__Record list__.
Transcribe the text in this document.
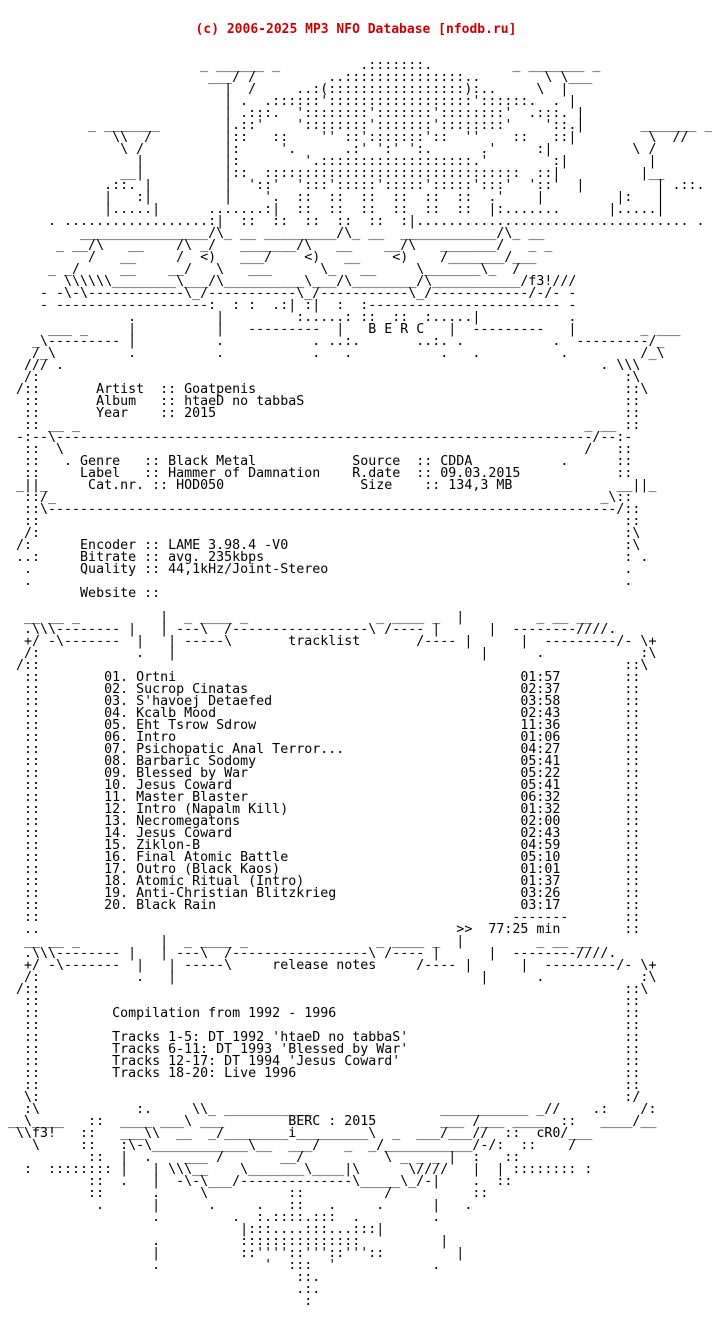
(c) 2006-2025 MP3 NFO Database [nfodb.ru]

_ ______ _          .:::::::.          _ _______ _
___/ /         ..:::::::::::::::..        \ \___
|  /     ..:(:::::::::::::::::):..     \  |
| .  .::::::'::::::::::::::::::'::::::.  . |
| .:::.  '::::::::':::::::'::::::::'  .:::. |
_ _______        |.::'    '::::::::':::::::'::::::::'    '::.|       _______ _
\\  /         |::   ::    '' ::':::::::'::  ''    ::   ::|         \  //
\ /          |:     '.      .:' ':' ':.      .'     :|          \ /
|          |:        '.:::::::::::::::::::.'        :|          |
__|          |::  ::::::::::::::::::::::::::::::::  ::|          |__
.::. |         |  '::'  ':::':::::':::::':::::':::'  '::'  |         | .::.
|   :|         |    '.  ::  ::  ::  ::  ::  ::  .'    |         |:   |
|.....|      .......:|  ::  ::  ::  ::  ::  ::  |:.......      |.....|
. ..................:|  ::  ::  ::  ::  ::  :|.................................. .
________________/\_ __ _________/\_ __  ____________/\_ __
_ __/\   __    /\ _/   _______/\   __    __/\   _______/   _ _
/   __     /  <)   ___/    <)   __    <)    /_______/___
_ _/     __    __/   \   ___      \_   __     \_______\_  /
\\\\\\________\___/\__________\___/\________/\___________/f3!///
- -\-\------------\_/-----------\_/-----------\_/------------/-/- -
- -------------------:  : :  .:| :|  :  :------------------------ -
.          |         :.....: ::  ::  :.....|           .
___ _     |          |   ---------  |   B E R C   |  ---------   |        _ ___
_\--------- |          .           . ..:.       ..:. .           .  ---------/_
/_\         .          .           .   .           .   .          .         /_\
/// .                                                                   . \\\
/:                                                                         :\
/::       Artist  :: Goatpenis                                              ::\
::       Album   :: htaeD no tabbaS                                        ::
::       Year    :: 2015                                                   ::
:: __ _                                                               _ __ ::
-:--\-------------------------------------------------------------------/--:-
::  \                                                                 /   ::
::   . Genre   :: Black Metal            Source  :: CDDA           .      ::
::     Label   :: Hammer of Damnation    R.date  :: 09.03.2015            ::
_||_     Cat.nr. :: HOD050                 Size    :: 134,3 MB             __||_
::/_                                                                    _\::
::\-----------------------------------------------------------------------/::
::                                                                         ::
/:                                                                         :\
/:      Encoder :: LAME 3.98.4 -V0                                          :\
..:     Bitrate :: avg. 235kbps                                             : .
.      Quality :: 44,1kHz/Joint-Stereo                                     .
.                                                                          .
Website ::
__ __ _          |  _ ____ _                _ ____ _  |         _ __ __
.\\\-------- |   | ---\  /-----------------\ /---- |      |  --------////.
+/ -\-------  |   | -----\       tracklist       /---- |      |  ---------/- \+
/:            .   |                                      |      .            :\
/::                                                                         ::\
::        01. Ortni                                           01:57        ::
::        02. Sucrop Cinatas                                  02:37        ::
::        03. S'havoej Detaefed                               03:58        ::
::        04. Kcalb Mood                                      02:43        ::
::        05. Eht Tsrow Sdrow                                 11:36        ::
::        06. Intro                                           01:06        ::
::        07. Psichopatic Anal Terror...                      04:27        ::
::        08. Barbaric Sodomy                                 05:41        ::
::        09. Blessed by War                                  05:22        ::
::        10. Jesus Coward                                    05:41        ::
::        11. Master Blaster                                  06:32        ::
::        12. Intro (Napalm Kill)                             01:32        ::
::        13. Necromegatons                                   02:00        ::
::        14. Jesus Coward                                    02:43        ::
::        15. Ziklon-B                                        04:59        ::
::        16. Final Atomic Battle                             05:10        ::
::        17. Outro (Black Kaos)                              01:01        ::
::        18. Atomic Ritual (Intro)                           01:37        ::
::        19. Anti-Christian Blitzkrieg                       03:26        ::
::        20. Black Rain                                      03:17        ::
::                                                           -------       ::
..                                                    >>  77:25 min        ::
__ __ _          |  _ ____ _                _ ____ _  |         _ __ __
.\\\-------- |   | ---\  /-----------------\ /---- |      |  --------////.
+/ -\-------  |   | -----\     release notes     /---- |      |  ---------/- \+
/:            .   |                                      |      .            :\
/::                                                                         ::\
::                                                                         ::
::         Compilation from 1992 - 1996                                    ::
::                                                                         ::
::         Tracks 1-5: DT 1992 'htaeD no tabbaS'                           ::
::         Tracks 6-11: DT 1993 'Blessed by War'                           ::
::         Tracks 12-17: DT 1994 'Jesus Coward'                            ::
::         Tracks 18-20: Live 1996                                         ::
::                                                                         ::
\:                                                                         :/
:\            :.     \\_ ___________                ___________ _//    .:    /:
__\____   ::  ____ ___\ ___        BERC : 2015        ___ /___ ____  ::   ____/__
\\f3!   ::   ___\\  __  _/________i_________\  _  ___/___//  ::  cR0/___
\     ::   :\-\____________\__  ___/   _  _/___________/-/:  ::    /
::  |  .    ___ /       __/          \ _ _ _ |  :   ::
:  :::::::: |   | \\\__    \_______\____|\      \////   |  | :::::::: :
::  .   |  -\-\___/--------------\_____\_/-|    .  ::
::      .     \          ::          /          ::
.      |      .     .   ::   .     .      |   .
.         .  :.::::.:::  .         .
|:::....:::...:::|
.          :::::::::::::::          |
|          ::''''::'''::'''::         |
.             '  :::  '            .
::.
.:.
:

__Goal of the exercise__.
Count how many lines of the data include the word "Blessed". Your reply should be that number alone.

__Solution for this problem__.
2